SET EXERCISE - Copy every record below exactly.
───── DATA TO PROCESS ─────
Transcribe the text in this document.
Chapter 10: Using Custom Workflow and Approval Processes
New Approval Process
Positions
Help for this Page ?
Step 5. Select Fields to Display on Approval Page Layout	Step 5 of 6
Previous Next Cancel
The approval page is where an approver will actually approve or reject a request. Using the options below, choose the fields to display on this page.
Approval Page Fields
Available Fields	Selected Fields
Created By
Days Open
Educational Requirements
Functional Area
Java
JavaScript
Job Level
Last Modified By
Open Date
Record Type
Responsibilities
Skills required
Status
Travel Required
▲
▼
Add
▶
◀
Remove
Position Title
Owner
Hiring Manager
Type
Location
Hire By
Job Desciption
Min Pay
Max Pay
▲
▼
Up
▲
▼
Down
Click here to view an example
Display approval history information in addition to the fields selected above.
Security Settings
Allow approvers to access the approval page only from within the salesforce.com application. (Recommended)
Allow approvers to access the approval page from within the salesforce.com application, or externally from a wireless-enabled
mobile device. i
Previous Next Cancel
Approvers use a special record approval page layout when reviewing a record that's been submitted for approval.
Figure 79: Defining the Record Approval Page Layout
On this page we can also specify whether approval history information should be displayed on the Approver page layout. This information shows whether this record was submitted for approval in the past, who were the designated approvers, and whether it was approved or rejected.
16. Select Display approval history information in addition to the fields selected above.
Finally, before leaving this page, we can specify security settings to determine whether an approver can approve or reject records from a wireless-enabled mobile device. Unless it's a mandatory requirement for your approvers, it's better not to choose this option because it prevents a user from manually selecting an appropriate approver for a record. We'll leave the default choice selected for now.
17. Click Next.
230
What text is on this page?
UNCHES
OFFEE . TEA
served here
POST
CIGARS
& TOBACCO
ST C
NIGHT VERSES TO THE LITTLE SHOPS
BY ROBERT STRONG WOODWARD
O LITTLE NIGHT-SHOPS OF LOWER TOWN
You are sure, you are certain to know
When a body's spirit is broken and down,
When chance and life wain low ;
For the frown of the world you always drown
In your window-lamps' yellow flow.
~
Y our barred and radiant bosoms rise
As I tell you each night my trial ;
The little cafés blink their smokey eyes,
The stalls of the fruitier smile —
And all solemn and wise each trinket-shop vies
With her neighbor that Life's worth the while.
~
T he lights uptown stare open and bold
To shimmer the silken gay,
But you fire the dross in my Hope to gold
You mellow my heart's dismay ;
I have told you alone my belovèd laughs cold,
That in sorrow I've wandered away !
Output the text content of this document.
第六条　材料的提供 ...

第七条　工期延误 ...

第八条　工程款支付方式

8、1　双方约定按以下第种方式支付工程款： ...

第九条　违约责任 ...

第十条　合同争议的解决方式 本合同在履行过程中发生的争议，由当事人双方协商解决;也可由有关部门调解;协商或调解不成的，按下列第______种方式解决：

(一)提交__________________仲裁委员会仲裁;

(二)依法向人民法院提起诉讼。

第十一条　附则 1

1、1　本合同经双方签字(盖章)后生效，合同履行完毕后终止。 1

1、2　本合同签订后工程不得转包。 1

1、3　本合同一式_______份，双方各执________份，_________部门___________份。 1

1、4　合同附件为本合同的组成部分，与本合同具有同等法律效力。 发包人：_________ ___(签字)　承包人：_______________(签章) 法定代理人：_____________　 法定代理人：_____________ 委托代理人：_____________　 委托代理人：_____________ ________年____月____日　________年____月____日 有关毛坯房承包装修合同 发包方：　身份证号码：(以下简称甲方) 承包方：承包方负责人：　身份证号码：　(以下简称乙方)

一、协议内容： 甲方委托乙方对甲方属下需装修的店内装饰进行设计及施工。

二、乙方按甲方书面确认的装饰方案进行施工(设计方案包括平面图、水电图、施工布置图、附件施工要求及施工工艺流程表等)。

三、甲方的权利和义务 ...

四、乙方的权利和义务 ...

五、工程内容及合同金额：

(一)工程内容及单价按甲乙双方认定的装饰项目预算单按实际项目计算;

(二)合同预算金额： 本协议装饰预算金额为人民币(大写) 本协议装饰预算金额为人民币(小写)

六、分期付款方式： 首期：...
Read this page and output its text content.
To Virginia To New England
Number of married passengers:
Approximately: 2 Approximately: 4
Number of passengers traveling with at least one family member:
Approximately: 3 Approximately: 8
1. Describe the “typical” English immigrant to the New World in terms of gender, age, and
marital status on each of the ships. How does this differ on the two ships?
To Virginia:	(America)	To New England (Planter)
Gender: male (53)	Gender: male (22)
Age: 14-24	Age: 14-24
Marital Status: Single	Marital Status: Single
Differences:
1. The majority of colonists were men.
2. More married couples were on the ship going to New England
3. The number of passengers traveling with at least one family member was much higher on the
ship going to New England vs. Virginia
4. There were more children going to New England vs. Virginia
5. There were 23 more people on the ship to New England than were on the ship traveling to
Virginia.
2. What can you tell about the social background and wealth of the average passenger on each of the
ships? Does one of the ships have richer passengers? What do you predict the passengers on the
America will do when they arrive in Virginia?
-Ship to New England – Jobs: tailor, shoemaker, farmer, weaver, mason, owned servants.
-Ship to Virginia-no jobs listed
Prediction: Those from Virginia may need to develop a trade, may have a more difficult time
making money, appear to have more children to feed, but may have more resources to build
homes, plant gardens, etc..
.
─────
RESPONSE FOR THIS EXERCISE -
Transcribe the text in this document.
Chapter 10: Using Custom Workflow and Approval Processes
New Approval Process
Positions
Help for this Page ?
Step 5. Select Fields to Display on Approval Page Layout	Step 5 of 6
Previous Next Cancel
The approval page is where an approver will actually approve or reject a request. Using the options below, choose the fields to display on this page.
Approval Page Fields
Available Fields	Selected Fields
Created By
Days Open
Educational Requirements
Functional Area
Java
JavaScript
Job Level
Last Modified By
Open Date
Record Type
Responsibilities
Skills required
Status
Travel Required
▲
▼
Add
▶
◀
Remove
Position Title
Owner
Hiring Manager
Type
Location
Hire By
Job Desciption
Min Pay
Max Pay
▲
▼
Up
▲
▼
Down
Click here to view an example
Display approval history information in addition to the fields selected above.
Security Settings
Allow approvers to access the approval page only from within the salesforce.com application. (Recommended)
Allow approvers to access the approval page from within the salesforce.com application, or externally from a wireless-enabled
mobile device. i
Previous Next Cancel
Approvers use a special record approval page layout when reviewing a record that's been submitted for approval.
Figure 79: Defining the Record Approval Page Layout
On this page we can also specify whether approval history information should be displayed on the Approver page layout. This information shows whether this record was submitted for approval in the past, who were the designated approvers, and whether it was approved or rejected.
16. Select Display approval history information in addition to the fields selected above.
Finally, before leaving this page, we can specify security settings to determine whether an approver can approve or reject records from a wireless-enabled mobile device. Unless it's a mandatory requirement for your approvers, it's better not to choose this option because it prevents a user from manually selecting an appropriate approver for a record. We'll leave the default choice selected for now.
17. Click Next.
230
What text is on this page?
UNCHES
OFFEE . TEA
served here
POST
CIGARS
& TOBACCO
ST C
NIGHT VERSES TO THE LITTLE SHOPS
BY ROBERT STRONG WOODWARD
O LITTLE NIGHT-SHOPS OF LOWER TOWN
You are sure, you are certain to know
When a body's spirit is broken and down,
When chance and life wain low ;
For the frown of the world you always drown
In your window-lamps' yellow flow.
~
Y our barred and radiant bosoms rise
As I tell you each night my trial ;
The little cafés blink their smokey eyes,
The stalls of the fruitier smile —
And all solemn and wise each trinket-shop vies
With her neighbor that Life's worth the while.
~
T he lights uptown stare open and bold
To shimmer the silken gay,
But you fire the dross in my Hope to gold
You mellow my heart's dismay ;
I have told you alone my belovèd laughs cold,
That in sorrow I've wandered away !
Output the text content of this document.
第六条　材料的提供 ...

第七条　工期延误 ...

第八条　工程款支付方式

8、1　双方约定按以下第种方式支付工程款： ...

第九条　违约责任 ...

第十条　合同争议的解决方式 本合同在履行过程中发生的争议，由当事人双方协商解决;也可由有关部门调解;协商或调解不成的，按下列第______种方式解决：

(一)提交__________________仲裁委员会仲裁;

(二)依法向人民法院提起诉讼。

第十一条　附则 1

1、1　本合同经双方签字(盖章)后生效，合同履行完毕后终止。 1

1、2　本合同签订后工程不得转包。 1

1、3　本合同一式_______份，双方各执________份，_________部门___________份。 1

1、4　合同附件为本合同的组成部分，与本合同具有同等法律效力。 发包人：_________ ___(签字)　承包人：_______________(签章) 法定代理人：_____________　 法定代理人：_____________ 委托代理人：_____________　 委托代理人：_____________ ________年____月____日　________年____月____日 有关毛坯房承包装修合同 发包方：　身份证号码：(以下简称甲方) 承包方：承包方负责人：　身份证号码：　(以下简称乙方)

一、协议内容： 甲方委托乙方对甲方属下需装修的店内装饰进行设计及施工。

二、乙方按甲方书面确认的装饰方案进行施工(设计方案包括平面图、水电图、施工布置图、附件施工要求及施工工艺流程表等)。

三、甲方的权利和义务 ...

四、乙方的权利和义务 ...

五、工程内容及合同金额：

(一)工程内容及单价按甲乙双方认定的装饰项目预算单按实际项目计算;

(二)合同预算金额： 本协议装饰预算金额为人民币(大写) 本协议装饰预算金额为人民币(小写)

六、分期付款方式： 首期：...
Read this page and output its text content.
To Virginia To New England
Number of married passengers:
Approximately: 2 Approximately: 4
Number of passengers traveling with at least one family member:
Approximately: 3 Approximately: 8
1. Describe the “typical” English immigrant to the New World in terms of gender, age, and
marital status on each of the ships. How does this differ on the two ships?
To Virginia:	(America)	To New England (Planter)
Gender: male (53)	Gender: male (22)
Age: 14-24	Age: 14-24
Marital Status: Single	Marital Status: Single
Differences:
1. The majority of colonists were men.
2. More married couples were on the ship going to New England
3. The number of passengers traveling with at least one family member was much higher on the
ship going to New England vs. Virginia
4. There were more children going to New England vs. Virginia
5. There were 23 more people on the ship to New England than were on the ship traveling to
Virginia.
2. What can you tell about the social background and wealth of the average passenger on each of the
ships? Does one of the ships have richer passengers? What do you predict the passengers on the
America will do when they arrive in Virginia?
-Ship to New England – Jobs: tailor, shoemaker, farmer, weaver, mason, owned servants.
-Ship to Virginia-no jobs listed
Prediction: Those from Virginia may need to develop a trade, may have a more difficult time
making money, appear to have more children to feed, but may have more resources to build
homes, plant gardens, etc..
.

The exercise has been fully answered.